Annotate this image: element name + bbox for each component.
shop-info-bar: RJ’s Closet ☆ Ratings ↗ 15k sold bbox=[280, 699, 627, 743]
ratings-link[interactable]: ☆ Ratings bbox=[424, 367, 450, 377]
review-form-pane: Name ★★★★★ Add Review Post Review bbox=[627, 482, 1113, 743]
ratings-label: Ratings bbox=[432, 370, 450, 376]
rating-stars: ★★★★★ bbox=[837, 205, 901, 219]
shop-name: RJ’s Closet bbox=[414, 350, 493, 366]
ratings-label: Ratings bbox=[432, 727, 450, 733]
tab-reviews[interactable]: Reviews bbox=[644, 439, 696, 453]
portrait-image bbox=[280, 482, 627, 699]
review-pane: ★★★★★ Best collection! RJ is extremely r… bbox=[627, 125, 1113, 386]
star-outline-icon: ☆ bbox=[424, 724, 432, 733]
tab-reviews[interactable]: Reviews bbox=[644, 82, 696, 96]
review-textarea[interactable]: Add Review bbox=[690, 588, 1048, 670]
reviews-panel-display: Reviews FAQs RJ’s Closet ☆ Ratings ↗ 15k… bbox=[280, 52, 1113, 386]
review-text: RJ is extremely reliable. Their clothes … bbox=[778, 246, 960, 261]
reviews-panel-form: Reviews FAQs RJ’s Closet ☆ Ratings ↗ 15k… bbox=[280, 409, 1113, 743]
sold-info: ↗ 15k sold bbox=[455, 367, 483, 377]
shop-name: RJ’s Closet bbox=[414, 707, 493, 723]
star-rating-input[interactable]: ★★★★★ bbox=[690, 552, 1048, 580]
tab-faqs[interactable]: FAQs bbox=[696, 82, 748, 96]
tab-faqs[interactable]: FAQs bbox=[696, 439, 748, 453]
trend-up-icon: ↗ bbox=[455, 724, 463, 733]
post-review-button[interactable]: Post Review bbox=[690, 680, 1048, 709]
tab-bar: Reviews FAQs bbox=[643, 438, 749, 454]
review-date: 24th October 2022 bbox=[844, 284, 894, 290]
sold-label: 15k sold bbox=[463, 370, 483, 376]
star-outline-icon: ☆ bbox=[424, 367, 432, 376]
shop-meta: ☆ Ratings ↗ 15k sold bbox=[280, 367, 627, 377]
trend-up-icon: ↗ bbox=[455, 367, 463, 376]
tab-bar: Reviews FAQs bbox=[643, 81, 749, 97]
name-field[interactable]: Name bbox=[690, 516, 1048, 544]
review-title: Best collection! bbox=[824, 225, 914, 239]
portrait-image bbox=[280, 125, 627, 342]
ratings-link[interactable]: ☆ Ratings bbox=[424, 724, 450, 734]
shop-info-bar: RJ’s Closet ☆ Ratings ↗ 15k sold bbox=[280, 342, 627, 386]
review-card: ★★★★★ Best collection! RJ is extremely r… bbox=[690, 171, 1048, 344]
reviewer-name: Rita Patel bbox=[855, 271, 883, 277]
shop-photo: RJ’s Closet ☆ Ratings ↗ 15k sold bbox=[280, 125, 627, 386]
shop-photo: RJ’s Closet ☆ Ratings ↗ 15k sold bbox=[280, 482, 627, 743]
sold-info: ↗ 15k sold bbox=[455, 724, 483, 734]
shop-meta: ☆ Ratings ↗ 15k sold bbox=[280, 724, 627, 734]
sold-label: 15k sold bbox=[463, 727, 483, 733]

==========

▶ **Task prompt**
Reproduce the records verbatim, starting at their first line and ending after the line that contains "review-card: ★★★★★ Best". Include both end lines.

▶ **Final result**
Annotate this image: element name + bbox for each component.
shop-info-bar: RJ’s Closet ☆ Ratings ↗ 15k sold bbox=[280, 699, 627, 743]
ratings-link[interactable]: ☆ Ratings bbox=[424, 367, 450, 377]
review-form-pane: Name ★★★★★ Add Review Post Review bbox=[627, 482, 1113, 743]
ratings-label: Ratings bbox=[432, 370, 450, 376]
rating-stars: ★★★★★ bbox=[837, 205, 901, 219]
shop-name: RJ’s Closet bbox=[414, 350, 493, 366]
ratings-label: Ratings bbox=[432, 727, 450, 733]
tab-reviews[interactable]: Reviews bbox=[644, 439, 696, 453]
portrait-image bbox=[280, 482, 627, 699]
review-pane: ★★★★★ Best collection! RJ is extremely r… bbox=[627, 125, 1113, 386]
star-outline-icon: ☆ bbox=[424, 724, 432, 733]
tab-reviews[interactable]: Reviews bbox=[644, 82, 696, 96]
review-textarea[interactable]: Add Review bbox=[690, 588, 1048, 670]
reviews-panel-display: Reviews FAQs RJ’s Closet ☆ Ratings ↗ 15k… bbox=[280, 52, 1113, 386]
review-text: RJ is extremely reliable. Their clothes … bbox=[778, 246, 960, 261]
reviews-panel-form: Reviews FAQs RJ’s Closet ☆ Ratings ↗ 15k… bbox=[280, 409, 1113, 743]
sold-info: ↗ 15k sold bbox=[455, 367, 483, 377]
shop-name: RJ’s Closet bbox=[414, 707, 493, 723]
star-rating-input[interactable]: ★★★★★ bbox=[690, 552, 1048, 580]
tab-faqs[interactable]: FAQs bbox=[696, 82, 748, 96]
tab-faqs[interactable]: FAQs bbox=[696, 439, 748, 453]
trend-up-icon: ↗ bbox=[455, 724, 463, 733]
post-review-button[interactable]: Post Review bbox=[690, 680, 1048, 709]
tab-bar: Reviews FAQs bbox=[643, 438, 749, 454]
review-date: 24th October 2022 bbox=[844, 284, 894, 290]
sold-label: 15k sold bbox=[463, 370, 483, 376]
star-outline-icon: ☆ bbox=[424, 367, 432, 376]
shop-meta: ☆ Ratings ↗ 15k sold bbox=[280, 367, 627, 377]
trend-up-icon: ↗ bbox=[455, 367, 463, 376]
tab-bar: Reviews FAQs bbox=[643, 81, 749, 97]
name-field[interactable]: Name bbox=[690, 516, 1048, 544]
review-title: Best collection! bbox=[824, 225, 914, 239]
portrait-image bbox=[280, 125, 627, 342]
ratings-link[interactable]: ☆ Ratings bbox=[424, 724, 450, 734]
shop-info-bar: RJ’s Closet ☆ Ratings ↗ 15k sold bbox=[280, 342, 627, 386]
review-card: ★★★★★ Best collection! RJ is extremely r… bbox=[690, 171, 1048, 344]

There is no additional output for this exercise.